--- WORK TO DO ---
Reproduce word for word the part of the material that starts with the line containing "joint-option-yes-label: 是 —" and ends with the line containing "search-box: 项目 ▾ 搜索 — [470, 40, 758, 68]", including both of those lines.
═════ SUPPLIED RECORDS ═════
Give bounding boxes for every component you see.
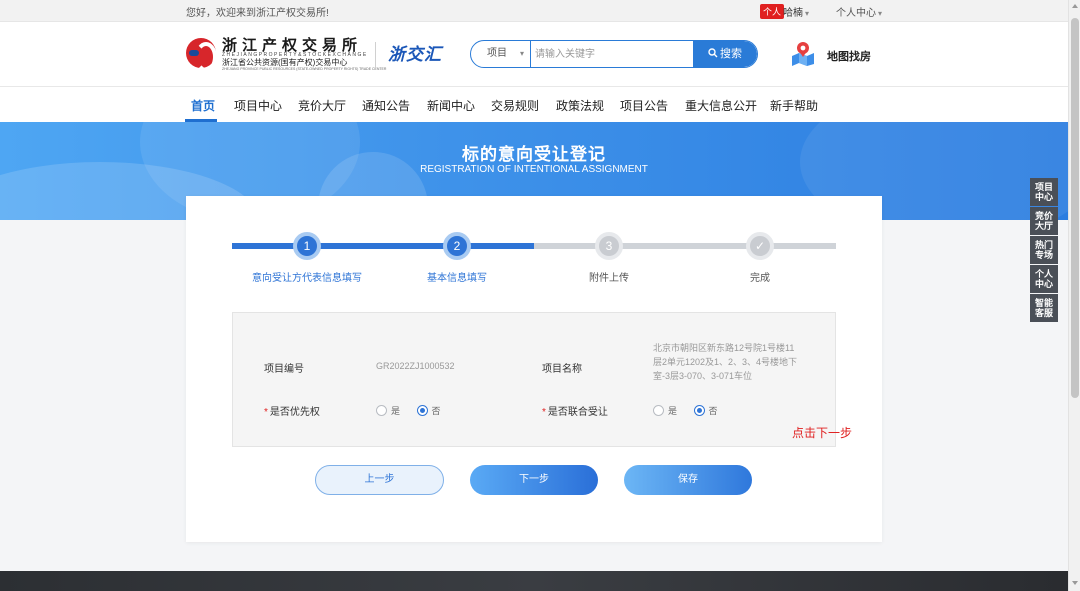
joint-option-yes-label: 是 — [668, 406, 678, 416]
nav-item-bidding-hall[interactable]: 竞价大厅 — [298, 97, 346, 114]
radio-icon — [653, 405, 664, 416]
nav-item-project-center[interactable]: 项目中心 — [234, 97, 282, 114]
search-category-value: 项目 — [487, 48, 507, 59]
user-name: 哈楠 — [783, 8, 803, 19]
step-4-label: 完成 — [750, 273, 770, 284]
map-house-icon[interactable] — [790, 40, 816, 66]
nav-item-project-announcements[interactable]: 项目公告 — [620, 97, 668, 114]
priority-option-yes[interactable]: 是 — [376, 404, 400, 417]
required-mark: * — [264, 407, 268, 418]
nav-item-news[interactable]: 新闻中心 — [427, 97, 475, 114]
user-name-menu[interactable]: 哈楠 ▾ — [783, 4, 809, 19]
step-4-check-icon: ✓ — [746, 232, 774, 260]
priority-radio-group: 是 否 — [376, 404, 455, 417]
float-item-label: 智能 客服 — [1034, 298, 1053, 318]
user-center-menu[interactable]: 个人中心 ▾ — [836, 4, 882, 19]
scroll-down-icon[interactable] — [1072, 581, 1078, 585]
logo-divider — [375, 42, 376, 68]
zhejiaohui-logo[interactable]: 浙交汇 — [388, 40, 442, 65]
float-item-project-center[interactable]: 项目 中心 — [1030, 178, 1058, 206]
radio-checked-icon — [416, 405, 428, 416]
search-button[interactable]: 搜索 — [693, 41, 757, 67]
step-3-circle: 3 — [595, 232, 623, 260]
nav-item-home[interactable]: 首页 — [191, 97, 215, 114]
joint-label-text: 是否联合受让 — [547, 407, 608, 418]
site-header: 浙江产权交易所 ZHEJIANGPROPERTY&STOCKEXCHANGE 浙… — [0, 22, 1068, 86]
page-title: 标的意向受让登记 — [462, 145, 606, 164]
priority-option-yes-label: 是 — [391, 406, 401, 416]
basic-info-form: 项目编号 GR2022ZJ1000532 项目名称 北京市朝阳区新东路12号院1… — [232, 312, 836, 447]
chevron-down-icon: ▾ — [805, 9, 810, 18]
project-no-value: GR2022ZJ1000532 — [376, 361, 455, 371]
step-1-label: 意向受让方代表信息填写 — [252, 273, 362, 284]
nav-item-major-disclosure[interactable]: 重大信息公开 — [685, 97, 757, 114]
project-name-label: 项目名称 — [542, 364, 582, 375]
step-3-label: 附件上传 — [589, 273, 629, 284]
chevron-down-icon: ▾ — [878, 9, 883, 18]
joint-radio-group: 是 否 — [653, 404, 732, 417]
nav-item-rules[interactable]: 交易规则 — [491, 97, 539, 114]
exchange-logo-icon[interactable] — [186, 38, 217, 72]
nav-item-help[interactable]: 新手帮助 — [770, 97, 818, 114]
steps-progress-fill — [232, 243, 534, 249]
float-item-hot-topics[interactable]: 热门 专场 — [1030, 236, 1058, 264]
search-box: 项目 ▾ 搜索 — [470, 40, 758, 68]
search-button-label: 搜索 — [720, 48, 742, 60]
next-step-hint: 点击下一步 — [792, 426, 853, 440]
search-input[interactable] — [535, 44, 691, 64]
top-bar: 您好，欢迎来到浙江产权交易所! 个人 哈楠 ▾ 个人中心 ▾ — [0, 0, 1068, 22]
radio-icon — [376, 405, 387, 416]
user-type-badge: 个人 — [760, 4, 785, 19]
floating-side-nav: 项目 中心 竞价 大厅 热门 专场 个人 中心 智能 客服 — [1030, 178, 1058, 323]
search-icon — [708, 48, 718, 58]
page-subtitle: REGISTRATION OF INTENTIONAL ASSIGNMENT — [420, 164, 648, 175]
search-category-select[interactable]: 项目 ▾ — [471, 41, 531, 67]
chevron-down-icon: ▾ — [519, 49, 524, 58]
joint-option-no-label: 否 — [708, 406, 718, 416]
user-center-label: 个人中心 — [836, 8, 876, 19]
joint-option-yes[interactable]: 是 — [653, 404, 677, 417]
page-scrollbar[interactable] — [1068, 0, 1080, 591]
scroll-thumb[interactable] — [1071, 18, 1079, 398]
project-name-value: 北京市朝阳区新东路12号院1号楼11层2单元1202及1、2、3、4号楼地下室-… — [653, 343, 798, 381]
registration-card: 1 2 3 ✓ 意向受让方代表信息填写 基本信息填写 附件上传 完成 项目编号 … — [186, 196, 882, 542]
required-mark: * — [542, 407, 546, 418]
float-item-smart-service[interactable]: 智能 客服 — [1030, 294, 1058, 322]
map-search-link[interactable]: 地图找房 — [827, 48, 871, 64]
site-footer — [0, 571, 1068, 591]
welcome-text: 您好，欢迎来到浙江产权交易所! — [186, 8, 329, 19]
step-2-circle: 2 — [443, 232, 471, 260]
nav-item-policies[interactable]: 政策法规 — [556, 97, 604, 114]
float-item-label: 竞价 大厅 — [1034, 211, 1053, 231]
priority-label: * 是否优先权 — [264, 403, 320, 418]
radio-checked-icon — [693, 405, 705, 416]
step-1-circle: 1 — [293, 232, 321, 260]
float-item-user-center[interactable]: 个人 中心 — [1030, 265, 1058, 293]
joint-option-no[interactable]: 否 — [693, 404, 718, 417]
float-item-label: 热门 专场 — [1034, 240, 1053, 260]
joint-label: * 是否联合受让 — [542, 403, 608, 418]
step-2-label: 基本信息填写 — [427, 273, 487, 284]
save-button[interactable]: 保存 — [624, 465, 752, 495]
logo-subtitle-en: ZHEJIANG PROVINCE PUBLIC RESOURCES (STAT… — [222, 67, 387, 71]
float-item-label: 项目 中心 — [1034, 182, 1053, 202]
scroll-up-icon[interactable] — [1072, 4, 1078, 8]
priority-option-no-label: 否 — [431, 406, 441, 416]
priority-label-text: 是否优先权 — [269, 407, 320, 418]
nav-item-notices[interactable]: 通知公告 — [362, 97, 410, 114]
project-no-label: 项目编号 — [264, 364, 304, 375]
prev-step-button[interactable]: 上一步 — [315, 465, 444, 495]
float-item-bidding-hall[interactable]: 竞价 大厅 — [1030, 207, 1058, 235]
priority-option-no[interactable]: 否 — [416, 404, 441, 417]
float-item-label: 个人 中心 — [1034, 269, 1053, 289]
main-nav: 首页 项目中心 竞价大厅 通知公告 新闻中心 交易规则 政策法规 项目公告 重大… — [0, 86, 1068, 122]
next-step-button[interactable]: 下一步 — [470, 465, 598, 495]
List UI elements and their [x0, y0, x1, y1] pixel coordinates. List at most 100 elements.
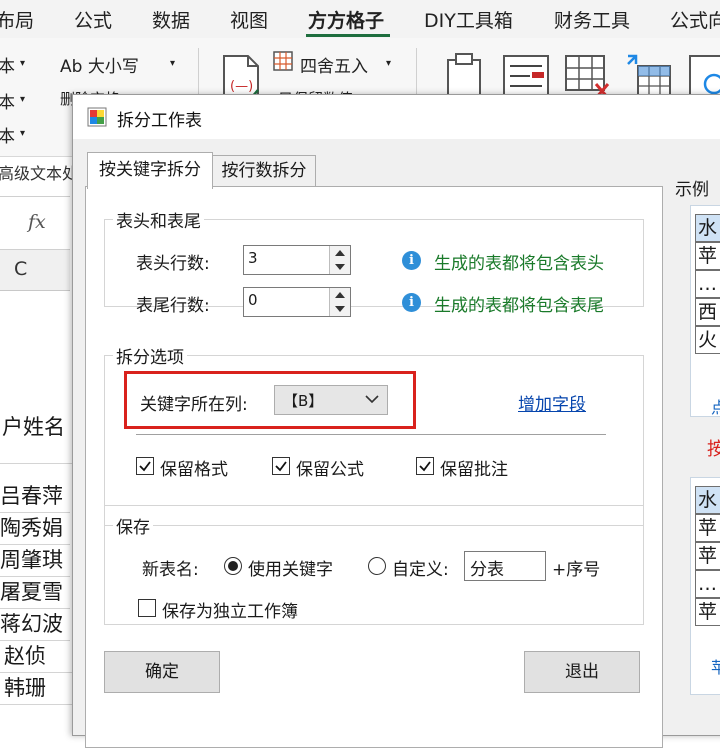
example-bottom-panel: 水 苹 苹 … 苹 苹: [690, 477, 720, 695]
triangle-down-icon: [335, 306, 345, 312]
ribbon-tab-view[interactable]: 视图: [230, 6, 268, 33]
suffix-label: +序号: [552, 560, 601, 580]
header-rows-stepper[interactable]: 3: [243, 245, 351, 275]
custom-name-input[interactable]: 分表: [464, 551, 546, 581]
tab-split-by-keyword[interactable]: 按关键字拆分: [87, 152, 213, 189]
chevron-down-icon[interactable]: ▾: [386, 58, 391, 69]
formula-bar: fx: [0, 196, 70, 250]
example-cell: …: [695, 570, 720, 598]
cell[interactable]: 赵侦: [0, 641, 74, 673]
custom-name-label[interactable]: 自定义:: [392, 555, 449, 580]
group-label-advanced-text: 高级文本处: [0, 164, 79, 183]
dialog-title: 拆分工作表: [117, 111, 202, 131]
key-column-dropdown[interactable]: 【B】: [274, 385, 388, 415]
options-divider: [136, 434, 606, 435]
check-icon: [139, 461, 151, 472]
triangle-down-icon: [335, 264, 345, 270]
cell[interactable]: 韩珊: [0, 673, 74, 705]
ribbon-tab-fangfang[interactable]: 方方格子: [308, 6, 384, 33]
stepper-buttons: [329, 288, 350, 316]
round-button[interactable]: 四舍五入: [300, 52, 368, 77]
chevron-down-icon[interactable]: ▾: [20, 58, 25, 69]
header-hint: 生成的表都将包含表头: [434, 254, 604, 274]
custom-name-radio[interactable]: [368, 557, 386, 575]
example-cell: 西: [695, 298, 720, 326]
column-header-c[interactable]: C: [14, 258, 27, 280]
chevron-down-icon[interactable]: ▾: [170, 58, 175, 69]
function-icon[interactable]: fx: [28, 211, 46, 233]
stepper-buttons: [329, 246, 350, 274]
stepper-down-button[interactable]: [330, 302, 350, 316]
case-button[interactable]: Ab 大小写: [60, 52, 139, 77]
use-keyword-label[interactable]: 使用关键字: [248, 555, 333, 580]
split-options-group-title: 拆分选项: [113, 343, 187, 368]
footer-rows-label: 表尾行数:: [136, 296, 210, 316]
keep-comment-checkbox[interactable]: [416, 457, 434, 475]
keep-format-label[interactable]: 保留格式: [160, 455, 228, 480]
footer-hint: 生成的表都将包含表尾: [434, 296, 604, 316]
footer-rows-stepper[interactable]: 0: [243, 287, 351, 317]
ribbon-tab-diy[interactable]: DIY工具箱: [424, 6, 513, 33]
stepper-up-button[interactable]: [330, 246, 350, 261]
tab-split-by-rows[interactable]: 按行数拆分: [212, 155, 316, 186]
cell[interactable]: 屠夏雪: [0, 577, 70, 609]
example-cell: 水: [695, 214, 720, 242]
header-rows-value[interactable]: 3: [248, 249, 258, 267]
custom-name-value: 分表: [470, 560, 504, 580]
keep-formula-label[interactable]: 保留公式: [296, 455, 364, 480]
keep-format-checkbox[interactable]: [136, 457, 154, 475]
example-arrow-text: 按: [707, 439, 720, 460]
chevron-down-icon: [365, 395, 379, 403]
save-group-title: 保存: [113, 513, 153, 538]
ribbon-tab-formula-more[interactable]: 公式向: [670, 6, 720, 33]
example-cell: 苹: [695, 514, 720, 542]
ribbon-tab-data[interactable]: 数据: [152, 6, 190, 33]
ribbon-tab-finance[interactable]: 财务工具: [554, 6, 630, 33]
keep-comment-label[interactable]: 保留批注: [440, 455, 508, 480]
stepper-up-button[interactable]: [330, 288, 350, 303]
example-cell: 火: [695, 326, 720, 354]
cell[interactable]: 陶秀娟: [0, 513, 70, 545]
split-sheet-dialog: 拆分工作表 按关键字拆分 按行数拆分 表头和表尾 表头行数: 3 i 生成的表都…: [72, 94, 720, 748]
example-cell: 水: [695, 486, 720, 514]
header-rows-label: 表头行数:: [136, 254, 210, 274]
save-workbook-label[interactable]: 保存为独立工作簿: [162, 597, 298, 622]
example-bottom-link: 苹: [711, 658, 720, 677]
use-keyword-radio[interactable]: [224, 557, 242, 575]
ribbon-item-1[interactable]: 本: [0, 52, 15, 77]
new-name-label: 新表名:: [142, 560, 199, 580]
dialog-titlebar[interactable]: 拆分工作表: [73, 95, 720, 139]
info-icon: i: [402, 251, 421, 270]
add-field-link[interactable]: 增加字段: [518, 390, 586, 415]
header-footer-group-title: 表头和表尾: [113, 207, 204, 232]
svg-text:(—): (—): [230, 79, 253, 94]
ribbon-tab-layout[interactable]: 布局: [0, 6, 34, 33]
ribbon-tab-formulas[interactable]: 公式: [74, 6, 112, 33]
example-top-link: 点: [711, 398, 720, 417]
keep-formula-checkbox[interactable]: [272, 457, 290, 475]
cell-header[interactable]: 户姓名: [0, 391, 72, 464]
ribbon-tab-bar: 布局 公式 数据 视图 方方格子 DIY工具箱 财务工具 公式向: [0, 0, 720, 38]
save-workbook-checkbox[interactable]: [138, 599, 156, 617]
check-icon: [419, 461, 431, 472]
example-cell: 苹: [695, 598, 720, 626]
ribbon-item-2[interactable]: 本: [0, 88, 15, 113]
cell[interactable]: 周肇琪: [0, 545, 70, 577]
footer-rows-value[interactable]: 0: [248, 291, 258, 309]
table-swap-icon[interactable]: [624, 52, 672, 100]
ribbon-item-3[interactable]: 本: [0, 122, 15, 147]
example-cell: 苹: [695, 542, 720, 570]
ok-button[interactable]: 确定: [104, 651, 220, 693]
info-icon: i: [402, 293, 421, 312]
check-icon: [275, 461, 287, 472]
cell[interactable]: 吕春萍: [0, 481, 70, 513]
stepper-down-button[interactable]: [330, 260, 350, 274]
radio-dot: [228, 561, 238, 571]
triangle-up-icon: [335, 292, 345, 298]
sheet-cells: 户姓名 吕春萍 陶秀娟 周肇琪 屠夏雪 蒋幻波 赵侦 韩珊: [0, 291, 74, 711]
chevron-down-icon[interactable]: ▾: [20, 94, 25, 105]
chevron-down-icon[interactable]: ▾: [20, 128, 25, 139]
key-column-label: 关键字所在列:: [140, 395, 248, 415]
cell[interactable]: 蒋幻波: [0, 609, 70, 641]
exit-button[interactable]: 退出: [524, 651, 640, 693]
═════
--- SOLUTION ---
joint-option-yes-label: 是 — [668, 406, 678, 416]
nav-item-bidding-hall[interactable]: 竞价大厅 — [298, 97, 346, 114]
radio-icon — [653, 405, 664, 416]
nav-item-project-center[interactable]: 项目中心 — [234, 97, 282, 114]
search-category-value: 项目 — [487, 48, 507, 59]
user-name: 哈楠 — [783, 8, 803, 19]
step-4-label: 完成 — [750, 273, 770, 284]
map-house-icon[interactable] — [790, 40, 816, 66]
nav-item-project-announcements[interactable]: 项目公告 — [620, 97, 668, 114]
priority-option-yes[interactable]: 是 — [376, 404, 400, 417]
required-mark: * — [264, 407, 268, 418]
nav-item-news[interactable]: 新闻中心 — [427, 97, 475, 114]
user-name-menu[interactable]: 哈楠 ▾ — [783, 4, 809, 19]
step-4-check-icon: ✓ — [746, 232, 774, 260]
priority-radio-group: 是 否 — [376, 404, 455, 417]
float-item-label: 智能 客服 — [1034, 298, 1053, 318]
user-center-menu[interactable]: 个人中心 ▾ — [836, 4, 882, 19]
scroll-down-icon[interactable] — [1072, 581, 1078, 585]
logo-divider — [375, 42, 376, 68]
zhejiaohui-logo[interactable]: 浙交汇 — [388, 40, 442, 65]
float-item-project-center[interactable]: 项目 中心 — [1030, 178, 1058, 206]
radio-checked-icon — [416, 405, 428, 416]
search-button[interactable]: 搜索 — [693, 41, 757, 67]
step-3-circle: 3 — [595, 232, 623, 260]
nav-item-home[interactable]: 首页 — [191, 97, 215, 114]
joint-label-text: 是否联合受让 — [547, 407, 608, 418]
site-header: 浙江产权交易所 ZHEJIANGPROPERTY&STOCKEXCHANGE 浙… — [0, 22, 1068, 86]
page-title: 标的意向受让登记 — [462, 145, 606, 164]
priority-option-yes-label: 是 — [391, 406, 401, 416]
basic-info-form: 项目编号 GR2022ZJ1000532 项目名称 北京市朝阳区新东路12号院1… — [232, 312, 836, 447]
chevron-down-icon: ▾ — [805, 9, 810, 18]
project-no-value: GR2022ZJ1000532 — [376, 361, 455, 371]
step-1-label: 意向受让方代表信息填写 — [252, 273, 362, 284]
nav-item-major-disclosure[interactable]: 重大信息公开 — [685, 97, 757, 114]
project-name-label: 项目名称 — [542, 364, 582, 375]
step-3-label: 附件上传 — [589, 273, 629, 284]
chevron-down-icon: ▾ — [878, 9, 883, 18]
joint-radio-group: 是 否 — [653, 404, 732, 417]
nav-item-rules[interactable]: 交易规则 — [491, 97, 539, 114]
exchange-logo-icon[interactable] — [186, 38, 217, 72]
nav-item-help[interactable]: 新手帮助 — [770, 97, 818, 114]
steps-progress-fill — [232, 243, 534, 249]
float-item-hot-topics[interactable]: 热门 专场 — [1030, 236, 1058, 264]
search-box: 项目 ▾ 搜索 — [470, 40, 758, 68]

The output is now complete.